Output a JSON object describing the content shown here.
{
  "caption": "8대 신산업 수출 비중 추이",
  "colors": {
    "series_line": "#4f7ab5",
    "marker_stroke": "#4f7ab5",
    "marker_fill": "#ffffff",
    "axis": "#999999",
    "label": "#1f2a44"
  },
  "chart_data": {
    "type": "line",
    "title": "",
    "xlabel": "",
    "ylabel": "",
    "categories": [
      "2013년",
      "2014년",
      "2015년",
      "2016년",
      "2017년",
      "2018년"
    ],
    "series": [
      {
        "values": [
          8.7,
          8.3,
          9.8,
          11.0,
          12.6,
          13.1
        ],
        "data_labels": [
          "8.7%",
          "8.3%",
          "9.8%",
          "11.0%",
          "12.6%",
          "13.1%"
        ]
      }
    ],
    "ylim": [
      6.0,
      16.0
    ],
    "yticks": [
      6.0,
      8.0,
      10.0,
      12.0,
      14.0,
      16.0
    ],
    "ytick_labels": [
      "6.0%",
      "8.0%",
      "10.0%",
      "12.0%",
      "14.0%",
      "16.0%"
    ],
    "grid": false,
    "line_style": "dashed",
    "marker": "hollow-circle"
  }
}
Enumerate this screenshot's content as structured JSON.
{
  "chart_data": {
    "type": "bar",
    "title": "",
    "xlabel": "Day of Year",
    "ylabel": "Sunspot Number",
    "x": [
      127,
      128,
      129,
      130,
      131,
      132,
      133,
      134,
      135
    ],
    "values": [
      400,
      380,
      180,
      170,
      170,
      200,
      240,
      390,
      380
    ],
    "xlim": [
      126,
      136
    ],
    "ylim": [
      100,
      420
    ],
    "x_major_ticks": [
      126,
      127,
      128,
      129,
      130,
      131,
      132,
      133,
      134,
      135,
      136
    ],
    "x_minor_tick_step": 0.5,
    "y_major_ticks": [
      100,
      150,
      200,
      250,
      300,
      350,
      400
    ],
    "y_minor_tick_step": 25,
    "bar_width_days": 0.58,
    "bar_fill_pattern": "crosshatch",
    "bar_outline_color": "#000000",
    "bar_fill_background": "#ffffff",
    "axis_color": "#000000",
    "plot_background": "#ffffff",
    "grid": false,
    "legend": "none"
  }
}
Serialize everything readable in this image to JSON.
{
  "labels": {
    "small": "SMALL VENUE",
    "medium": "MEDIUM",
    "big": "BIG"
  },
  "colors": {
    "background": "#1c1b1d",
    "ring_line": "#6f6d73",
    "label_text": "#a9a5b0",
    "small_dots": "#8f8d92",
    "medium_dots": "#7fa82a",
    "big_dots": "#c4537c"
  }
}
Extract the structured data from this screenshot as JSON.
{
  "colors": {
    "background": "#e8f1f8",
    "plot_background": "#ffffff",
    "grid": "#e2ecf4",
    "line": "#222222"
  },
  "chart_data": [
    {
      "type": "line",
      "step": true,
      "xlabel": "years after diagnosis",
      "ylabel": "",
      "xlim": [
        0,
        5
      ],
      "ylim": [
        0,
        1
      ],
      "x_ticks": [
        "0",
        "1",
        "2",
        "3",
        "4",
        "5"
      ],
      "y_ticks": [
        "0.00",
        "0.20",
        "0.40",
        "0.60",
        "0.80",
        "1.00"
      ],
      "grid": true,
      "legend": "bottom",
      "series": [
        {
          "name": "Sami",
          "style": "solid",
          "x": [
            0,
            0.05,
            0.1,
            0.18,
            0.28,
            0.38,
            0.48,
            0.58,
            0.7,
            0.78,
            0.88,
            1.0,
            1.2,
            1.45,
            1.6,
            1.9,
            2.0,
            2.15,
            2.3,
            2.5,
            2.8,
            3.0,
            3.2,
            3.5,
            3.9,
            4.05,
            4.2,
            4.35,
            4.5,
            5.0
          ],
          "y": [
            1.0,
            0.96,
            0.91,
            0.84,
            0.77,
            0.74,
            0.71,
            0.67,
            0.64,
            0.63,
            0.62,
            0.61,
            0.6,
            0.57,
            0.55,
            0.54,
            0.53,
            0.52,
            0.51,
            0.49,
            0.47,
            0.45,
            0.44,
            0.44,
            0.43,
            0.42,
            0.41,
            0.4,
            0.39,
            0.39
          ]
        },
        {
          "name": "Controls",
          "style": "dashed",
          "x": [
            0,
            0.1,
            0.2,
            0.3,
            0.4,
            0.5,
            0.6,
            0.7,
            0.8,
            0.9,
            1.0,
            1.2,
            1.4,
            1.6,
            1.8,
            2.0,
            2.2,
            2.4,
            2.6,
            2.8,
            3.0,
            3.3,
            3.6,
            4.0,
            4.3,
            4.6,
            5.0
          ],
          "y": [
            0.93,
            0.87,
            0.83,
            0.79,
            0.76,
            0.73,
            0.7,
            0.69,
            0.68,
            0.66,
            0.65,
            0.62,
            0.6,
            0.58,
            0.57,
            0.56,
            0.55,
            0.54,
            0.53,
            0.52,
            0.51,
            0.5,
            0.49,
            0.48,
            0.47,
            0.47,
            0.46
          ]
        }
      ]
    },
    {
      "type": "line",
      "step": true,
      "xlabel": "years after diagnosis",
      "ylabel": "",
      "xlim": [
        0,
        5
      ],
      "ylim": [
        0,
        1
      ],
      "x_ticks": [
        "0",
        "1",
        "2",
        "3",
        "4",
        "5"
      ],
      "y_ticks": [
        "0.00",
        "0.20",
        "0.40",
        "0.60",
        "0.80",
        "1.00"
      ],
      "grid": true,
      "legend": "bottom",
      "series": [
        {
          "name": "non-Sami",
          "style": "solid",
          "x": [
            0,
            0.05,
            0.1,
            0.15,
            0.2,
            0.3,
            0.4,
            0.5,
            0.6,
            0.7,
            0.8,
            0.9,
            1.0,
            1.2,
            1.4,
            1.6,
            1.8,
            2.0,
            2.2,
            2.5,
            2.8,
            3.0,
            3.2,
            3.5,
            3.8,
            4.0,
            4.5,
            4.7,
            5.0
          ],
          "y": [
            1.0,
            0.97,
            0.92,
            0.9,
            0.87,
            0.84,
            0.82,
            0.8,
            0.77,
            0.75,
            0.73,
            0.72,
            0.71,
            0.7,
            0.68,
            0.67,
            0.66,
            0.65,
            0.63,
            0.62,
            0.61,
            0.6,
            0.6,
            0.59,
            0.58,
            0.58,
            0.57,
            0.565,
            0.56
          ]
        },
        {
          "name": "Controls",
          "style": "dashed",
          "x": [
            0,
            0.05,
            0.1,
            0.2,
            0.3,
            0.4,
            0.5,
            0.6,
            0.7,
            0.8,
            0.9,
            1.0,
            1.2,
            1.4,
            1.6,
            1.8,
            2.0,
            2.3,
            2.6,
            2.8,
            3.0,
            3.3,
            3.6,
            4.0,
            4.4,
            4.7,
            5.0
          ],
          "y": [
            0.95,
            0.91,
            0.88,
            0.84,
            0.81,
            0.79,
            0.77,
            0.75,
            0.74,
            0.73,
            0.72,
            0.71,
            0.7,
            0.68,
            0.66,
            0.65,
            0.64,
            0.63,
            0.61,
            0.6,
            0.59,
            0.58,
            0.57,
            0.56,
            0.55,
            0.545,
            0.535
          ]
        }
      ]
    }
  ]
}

What the exercise asks:
Say the number of lines in the listing that hold "this", with no added words.

Task answer:
3